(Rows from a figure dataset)

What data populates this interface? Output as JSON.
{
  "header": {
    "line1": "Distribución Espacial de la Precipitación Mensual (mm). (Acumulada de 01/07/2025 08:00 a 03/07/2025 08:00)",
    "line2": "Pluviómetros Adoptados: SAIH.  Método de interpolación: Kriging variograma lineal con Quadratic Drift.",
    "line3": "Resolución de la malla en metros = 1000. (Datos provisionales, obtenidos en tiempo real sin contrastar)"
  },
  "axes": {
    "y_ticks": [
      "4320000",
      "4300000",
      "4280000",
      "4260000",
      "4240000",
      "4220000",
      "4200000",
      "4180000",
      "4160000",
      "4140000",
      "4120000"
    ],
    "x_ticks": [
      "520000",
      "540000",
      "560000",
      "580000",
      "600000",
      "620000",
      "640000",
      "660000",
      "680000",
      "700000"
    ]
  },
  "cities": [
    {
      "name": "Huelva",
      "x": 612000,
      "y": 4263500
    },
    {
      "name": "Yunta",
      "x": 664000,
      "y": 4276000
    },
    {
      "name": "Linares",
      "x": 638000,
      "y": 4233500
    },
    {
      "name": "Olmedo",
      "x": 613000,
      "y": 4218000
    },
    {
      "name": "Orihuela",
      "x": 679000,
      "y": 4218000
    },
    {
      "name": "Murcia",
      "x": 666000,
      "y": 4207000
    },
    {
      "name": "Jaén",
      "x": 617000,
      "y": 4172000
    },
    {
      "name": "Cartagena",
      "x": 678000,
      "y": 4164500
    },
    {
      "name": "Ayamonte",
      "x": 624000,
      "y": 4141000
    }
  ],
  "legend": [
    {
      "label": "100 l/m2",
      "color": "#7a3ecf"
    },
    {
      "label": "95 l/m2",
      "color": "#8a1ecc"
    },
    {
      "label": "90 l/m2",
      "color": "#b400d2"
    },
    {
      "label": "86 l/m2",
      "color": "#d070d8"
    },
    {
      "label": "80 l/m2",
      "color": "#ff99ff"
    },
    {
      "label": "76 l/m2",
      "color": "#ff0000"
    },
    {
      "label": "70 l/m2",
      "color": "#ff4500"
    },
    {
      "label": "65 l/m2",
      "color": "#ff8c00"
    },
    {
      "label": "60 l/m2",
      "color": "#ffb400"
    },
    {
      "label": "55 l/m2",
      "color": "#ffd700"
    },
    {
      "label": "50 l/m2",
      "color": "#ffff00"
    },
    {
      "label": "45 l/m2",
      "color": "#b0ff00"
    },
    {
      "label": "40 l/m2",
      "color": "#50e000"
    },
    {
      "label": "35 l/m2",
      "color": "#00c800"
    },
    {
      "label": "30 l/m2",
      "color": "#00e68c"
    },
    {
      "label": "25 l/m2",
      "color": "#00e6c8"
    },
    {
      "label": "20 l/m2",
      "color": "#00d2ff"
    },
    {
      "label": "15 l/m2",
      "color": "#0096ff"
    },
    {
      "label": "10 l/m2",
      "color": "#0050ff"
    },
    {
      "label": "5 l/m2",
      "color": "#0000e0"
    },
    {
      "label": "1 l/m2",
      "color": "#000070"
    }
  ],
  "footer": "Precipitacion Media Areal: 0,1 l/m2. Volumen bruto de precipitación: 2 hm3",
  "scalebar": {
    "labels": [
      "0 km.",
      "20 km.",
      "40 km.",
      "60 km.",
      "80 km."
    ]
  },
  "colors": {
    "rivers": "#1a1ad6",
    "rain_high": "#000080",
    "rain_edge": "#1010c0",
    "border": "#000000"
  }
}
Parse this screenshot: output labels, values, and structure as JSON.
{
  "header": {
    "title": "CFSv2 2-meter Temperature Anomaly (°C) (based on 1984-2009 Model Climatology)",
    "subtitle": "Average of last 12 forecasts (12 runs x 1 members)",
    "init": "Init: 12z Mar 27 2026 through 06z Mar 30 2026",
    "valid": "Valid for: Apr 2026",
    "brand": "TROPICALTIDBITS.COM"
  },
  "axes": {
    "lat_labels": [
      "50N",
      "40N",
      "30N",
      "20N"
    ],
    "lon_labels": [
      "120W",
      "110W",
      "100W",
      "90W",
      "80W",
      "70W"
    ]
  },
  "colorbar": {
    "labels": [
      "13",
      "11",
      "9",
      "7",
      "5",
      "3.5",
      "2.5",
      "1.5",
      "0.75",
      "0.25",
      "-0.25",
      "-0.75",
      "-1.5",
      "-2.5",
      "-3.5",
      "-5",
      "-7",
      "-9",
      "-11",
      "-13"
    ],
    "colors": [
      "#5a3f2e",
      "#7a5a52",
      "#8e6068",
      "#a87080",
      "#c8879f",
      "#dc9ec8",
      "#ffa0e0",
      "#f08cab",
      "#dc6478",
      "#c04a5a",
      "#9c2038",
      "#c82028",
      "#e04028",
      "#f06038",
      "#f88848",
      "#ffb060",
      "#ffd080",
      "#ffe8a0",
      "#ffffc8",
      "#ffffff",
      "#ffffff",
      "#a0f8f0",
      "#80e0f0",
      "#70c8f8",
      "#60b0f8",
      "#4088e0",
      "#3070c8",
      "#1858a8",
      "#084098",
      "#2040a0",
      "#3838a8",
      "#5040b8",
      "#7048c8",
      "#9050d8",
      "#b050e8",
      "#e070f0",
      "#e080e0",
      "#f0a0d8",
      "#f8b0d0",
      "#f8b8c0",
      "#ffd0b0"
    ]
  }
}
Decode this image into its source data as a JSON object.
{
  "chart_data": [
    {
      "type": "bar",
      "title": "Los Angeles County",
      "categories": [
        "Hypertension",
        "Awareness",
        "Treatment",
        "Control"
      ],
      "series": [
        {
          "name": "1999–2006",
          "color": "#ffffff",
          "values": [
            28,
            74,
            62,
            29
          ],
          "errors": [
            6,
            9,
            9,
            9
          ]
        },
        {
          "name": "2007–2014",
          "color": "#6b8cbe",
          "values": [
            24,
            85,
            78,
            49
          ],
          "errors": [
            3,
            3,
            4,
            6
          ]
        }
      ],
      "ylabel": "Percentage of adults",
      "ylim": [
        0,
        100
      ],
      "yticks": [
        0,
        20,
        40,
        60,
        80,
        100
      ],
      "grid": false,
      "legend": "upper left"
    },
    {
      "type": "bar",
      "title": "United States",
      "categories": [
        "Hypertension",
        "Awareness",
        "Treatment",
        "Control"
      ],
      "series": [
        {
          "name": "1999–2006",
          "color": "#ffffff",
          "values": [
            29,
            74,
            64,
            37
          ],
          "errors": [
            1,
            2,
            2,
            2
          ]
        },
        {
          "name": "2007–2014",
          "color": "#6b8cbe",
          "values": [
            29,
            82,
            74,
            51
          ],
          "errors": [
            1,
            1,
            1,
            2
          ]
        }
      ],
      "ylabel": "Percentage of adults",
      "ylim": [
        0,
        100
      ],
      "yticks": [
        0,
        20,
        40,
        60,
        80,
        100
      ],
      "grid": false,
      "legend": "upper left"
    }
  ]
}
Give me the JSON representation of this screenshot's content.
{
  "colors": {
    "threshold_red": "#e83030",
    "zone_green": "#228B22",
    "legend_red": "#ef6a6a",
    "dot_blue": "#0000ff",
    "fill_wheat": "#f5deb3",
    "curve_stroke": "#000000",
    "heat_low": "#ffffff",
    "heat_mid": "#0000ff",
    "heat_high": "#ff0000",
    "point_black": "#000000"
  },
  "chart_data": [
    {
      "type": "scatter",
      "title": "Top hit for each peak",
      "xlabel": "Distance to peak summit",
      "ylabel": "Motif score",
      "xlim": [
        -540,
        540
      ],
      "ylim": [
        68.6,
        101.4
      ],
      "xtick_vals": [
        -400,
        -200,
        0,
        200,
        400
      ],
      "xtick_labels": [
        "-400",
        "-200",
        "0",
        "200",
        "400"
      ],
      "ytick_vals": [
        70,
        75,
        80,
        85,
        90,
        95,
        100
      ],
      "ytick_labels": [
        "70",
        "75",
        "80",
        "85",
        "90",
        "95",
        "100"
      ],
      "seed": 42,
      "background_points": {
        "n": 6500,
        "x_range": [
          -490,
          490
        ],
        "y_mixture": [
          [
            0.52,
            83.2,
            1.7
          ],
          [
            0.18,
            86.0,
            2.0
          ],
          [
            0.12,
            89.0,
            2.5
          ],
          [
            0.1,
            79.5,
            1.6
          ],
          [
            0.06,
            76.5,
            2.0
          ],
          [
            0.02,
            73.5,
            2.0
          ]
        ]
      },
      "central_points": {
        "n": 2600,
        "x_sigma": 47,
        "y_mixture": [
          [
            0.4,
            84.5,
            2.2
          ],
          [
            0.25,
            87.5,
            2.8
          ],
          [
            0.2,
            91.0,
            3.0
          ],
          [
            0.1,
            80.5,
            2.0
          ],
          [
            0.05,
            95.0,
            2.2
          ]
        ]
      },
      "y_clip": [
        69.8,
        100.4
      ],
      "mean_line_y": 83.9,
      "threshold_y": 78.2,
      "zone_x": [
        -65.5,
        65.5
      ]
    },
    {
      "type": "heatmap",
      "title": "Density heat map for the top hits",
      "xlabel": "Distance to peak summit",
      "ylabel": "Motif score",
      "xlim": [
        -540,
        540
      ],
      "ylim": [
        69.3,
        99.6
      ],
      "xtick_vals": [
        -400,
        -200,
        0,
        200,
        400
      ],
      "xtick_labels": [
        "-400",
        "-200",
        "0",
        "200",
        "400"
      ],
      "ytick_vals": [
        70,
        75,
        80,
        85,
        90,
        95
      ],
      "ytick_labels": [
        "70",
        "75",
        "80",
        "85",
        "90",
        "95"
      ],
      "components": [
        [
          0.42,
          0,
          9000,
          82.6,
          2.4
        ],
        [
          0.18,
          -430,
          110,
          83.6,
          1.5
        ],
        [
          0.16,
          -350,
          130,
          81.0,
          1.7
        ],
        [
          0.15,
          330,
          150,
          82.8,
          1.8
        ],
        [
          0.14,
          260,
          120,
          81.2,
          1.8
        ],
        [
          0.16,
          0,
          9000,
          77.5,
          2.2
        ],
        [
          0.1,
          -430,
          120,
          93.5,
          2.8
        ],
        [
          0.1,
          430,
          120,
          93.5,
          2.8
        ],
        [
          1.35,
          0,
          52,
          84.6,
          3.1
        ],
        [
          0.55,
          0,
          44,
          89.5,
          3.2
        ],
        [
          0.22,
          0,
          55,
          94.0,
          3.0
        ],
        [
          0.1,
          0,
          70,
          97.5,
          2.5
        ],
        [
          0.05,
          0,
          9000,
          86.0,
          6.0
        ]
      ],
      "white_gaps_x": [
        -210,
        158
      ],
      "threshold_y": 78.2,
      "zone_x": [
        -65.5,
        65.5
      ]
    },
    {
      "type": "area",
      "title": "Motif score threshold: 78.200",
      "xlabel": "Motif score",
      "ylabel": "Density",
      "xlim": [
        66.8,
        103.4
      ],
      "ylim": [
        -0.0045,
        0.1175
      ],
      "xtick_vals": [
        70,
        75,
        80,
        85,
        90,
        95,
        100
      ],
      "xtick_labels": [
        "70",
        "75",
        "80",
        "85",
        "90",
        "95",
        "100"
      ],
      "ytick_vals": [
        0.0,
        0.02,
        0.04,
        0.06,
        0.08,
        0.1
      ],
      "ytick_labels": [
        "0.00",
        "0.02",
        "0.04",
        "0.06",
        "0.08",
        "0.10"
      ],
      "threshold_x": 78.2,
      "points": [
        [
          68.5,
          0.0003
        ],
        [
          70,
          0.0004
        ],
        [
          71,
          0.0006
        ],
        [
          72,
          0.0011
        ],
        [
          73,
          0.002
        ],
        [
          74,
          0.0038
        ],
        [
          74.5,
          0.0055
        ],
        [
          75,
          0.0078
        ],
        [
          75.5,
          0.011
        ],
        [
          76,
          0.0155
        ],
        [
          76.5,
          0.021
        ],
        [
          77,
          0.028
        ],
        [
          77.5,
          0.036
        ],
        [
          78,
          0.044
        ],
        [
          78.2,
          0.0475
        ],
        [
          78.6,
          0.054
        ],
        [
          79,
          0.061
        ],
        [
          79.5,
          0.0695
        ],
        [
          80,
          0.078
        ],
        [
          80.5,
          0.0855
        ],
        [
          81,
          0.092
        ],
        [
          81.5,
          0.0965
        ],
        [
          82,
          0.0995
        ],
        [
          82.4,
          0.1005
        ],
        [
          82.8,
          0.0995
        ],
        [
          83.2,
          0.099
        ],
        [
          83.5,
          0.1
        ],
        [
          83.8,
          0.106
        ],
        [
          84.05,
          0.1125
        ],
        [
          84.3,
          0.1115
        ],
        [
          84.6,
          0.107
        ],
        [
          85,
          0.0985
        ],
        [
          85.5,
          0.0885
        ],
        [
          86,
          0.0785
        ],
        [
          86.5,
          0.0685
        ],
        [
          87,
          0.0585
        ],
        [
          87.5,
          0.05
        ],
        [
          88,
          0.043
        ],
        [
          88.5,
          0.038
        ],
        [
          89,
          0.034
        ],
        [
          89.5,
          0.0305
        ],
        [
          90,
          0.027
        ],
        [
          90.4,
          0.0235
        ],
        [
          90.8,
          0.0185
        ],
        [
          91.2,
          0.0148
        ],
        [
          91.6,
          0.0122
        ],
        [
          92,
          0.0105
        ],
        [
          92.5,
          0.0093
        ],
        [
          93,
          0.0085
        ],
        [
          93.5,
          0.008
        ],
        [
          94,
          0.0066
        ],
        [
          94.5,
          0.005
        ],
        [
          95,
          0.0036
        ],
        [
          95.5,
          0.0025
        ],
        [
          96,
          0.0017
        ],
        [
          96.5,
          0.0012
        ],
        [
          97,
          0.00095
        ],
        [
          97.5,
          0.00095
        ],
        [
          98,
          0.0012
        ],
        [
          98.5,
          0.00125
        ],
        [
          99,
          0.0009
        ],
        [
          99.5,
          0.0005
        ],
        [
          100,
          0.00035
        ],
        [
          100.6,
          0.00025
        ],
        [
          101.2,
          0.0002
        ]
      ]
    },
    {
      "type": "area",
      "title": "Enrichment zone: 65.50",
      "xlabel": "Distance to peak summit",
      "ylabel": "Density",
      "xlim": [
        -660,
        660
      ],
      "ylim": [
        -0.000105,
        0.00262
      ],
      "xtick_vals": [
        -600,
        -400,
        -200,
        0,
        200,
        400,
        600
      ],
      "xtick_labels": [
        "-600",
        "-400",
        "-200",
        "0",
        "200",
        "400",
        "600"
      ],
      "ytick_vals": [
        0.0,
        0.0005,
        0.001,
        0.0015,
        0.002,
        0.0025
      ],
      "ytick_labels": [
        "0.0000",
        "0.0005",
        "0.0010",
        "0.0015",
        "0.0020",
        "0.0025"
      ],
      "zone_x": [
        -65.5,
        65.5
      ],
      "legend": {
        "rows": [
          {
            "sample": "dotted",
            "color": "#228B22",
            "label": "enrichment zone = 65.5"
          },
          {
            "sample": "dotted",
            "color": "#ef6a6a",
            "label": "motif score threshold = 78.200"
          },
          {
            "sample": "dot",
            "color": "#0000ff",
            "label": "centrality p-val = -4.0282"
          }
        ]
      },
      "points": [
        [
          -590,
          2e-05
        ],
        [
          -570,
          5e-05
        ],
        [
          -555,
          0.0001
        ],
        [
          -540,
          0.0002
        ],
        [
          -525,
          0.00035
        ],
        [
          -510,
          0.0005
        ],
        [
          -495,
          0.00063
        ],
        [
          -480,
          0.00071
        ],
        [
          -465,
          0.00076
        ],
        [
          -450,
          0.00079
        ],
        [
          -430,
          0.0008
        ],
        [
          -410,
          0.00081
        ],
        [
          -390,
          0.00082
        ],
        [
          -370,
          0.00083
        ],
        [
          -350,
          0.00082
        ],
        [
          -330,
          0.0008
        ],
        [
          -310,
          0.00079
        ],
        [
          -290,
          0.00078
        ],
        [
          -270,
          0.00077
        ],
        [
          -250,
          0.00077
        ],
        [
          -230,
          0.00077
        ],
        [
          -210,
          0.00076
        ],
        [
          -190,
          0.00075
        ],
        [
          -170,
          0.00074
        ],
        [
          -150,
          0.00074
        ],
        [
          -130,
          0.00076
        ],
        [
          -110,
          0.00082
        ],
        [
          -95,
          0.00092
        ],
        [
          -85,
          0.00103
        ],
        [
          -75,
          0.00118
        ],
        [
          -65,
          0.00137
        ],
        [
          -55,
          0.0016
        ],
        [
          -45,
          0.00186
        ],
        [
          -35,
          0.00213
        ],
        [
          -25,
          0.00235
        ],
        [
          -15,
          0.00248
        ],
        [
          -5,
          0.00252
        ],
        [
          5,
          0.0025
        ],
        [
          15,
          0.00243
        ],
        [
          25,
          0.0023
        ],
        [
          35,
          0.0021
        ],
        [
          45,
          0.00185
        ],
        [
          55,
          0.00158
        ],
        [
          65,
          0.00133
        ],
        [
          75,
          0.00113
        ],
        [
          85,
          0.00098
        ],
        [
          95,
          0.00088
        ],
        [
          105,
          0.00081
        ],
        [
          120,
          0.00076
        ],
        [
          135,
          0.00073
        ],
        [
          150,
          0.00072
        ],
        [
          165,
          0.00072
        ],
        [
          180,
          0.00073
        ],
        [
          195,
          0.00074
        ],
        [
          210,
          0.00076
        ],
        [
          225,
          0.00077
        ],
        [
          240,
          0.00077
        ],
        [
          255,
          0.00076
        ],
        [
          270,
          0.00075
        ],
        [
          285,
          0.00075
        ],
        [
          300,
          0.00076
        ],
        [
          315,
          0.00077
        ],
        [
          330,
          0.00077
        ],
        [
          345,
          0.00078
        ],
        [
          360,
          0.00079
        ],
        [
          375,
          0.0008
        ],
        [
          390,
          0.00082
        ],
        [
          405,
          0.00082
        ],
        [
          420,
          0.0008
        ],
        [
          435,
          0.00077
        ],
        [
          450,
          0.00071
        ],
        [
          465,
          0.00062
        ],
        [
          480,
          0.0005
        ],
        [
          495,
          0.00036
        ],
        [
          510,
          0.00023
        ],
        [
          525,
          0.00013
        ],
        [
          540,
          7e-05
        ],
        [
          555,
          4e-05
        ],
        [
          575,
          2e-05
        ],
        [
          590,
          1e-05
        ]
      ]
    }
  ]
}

→ **AIM**: Whichever lines contain the string "JSON", select and copy them.

→ **EXERCISE SOLUTION**:
What data populates this interface? Output as JSON.
Parse this screenshot: output labels, values, and structure as JSON.
Decode this image into its source data as a JSON object.
Give me the JSON representation of this screenshot's content.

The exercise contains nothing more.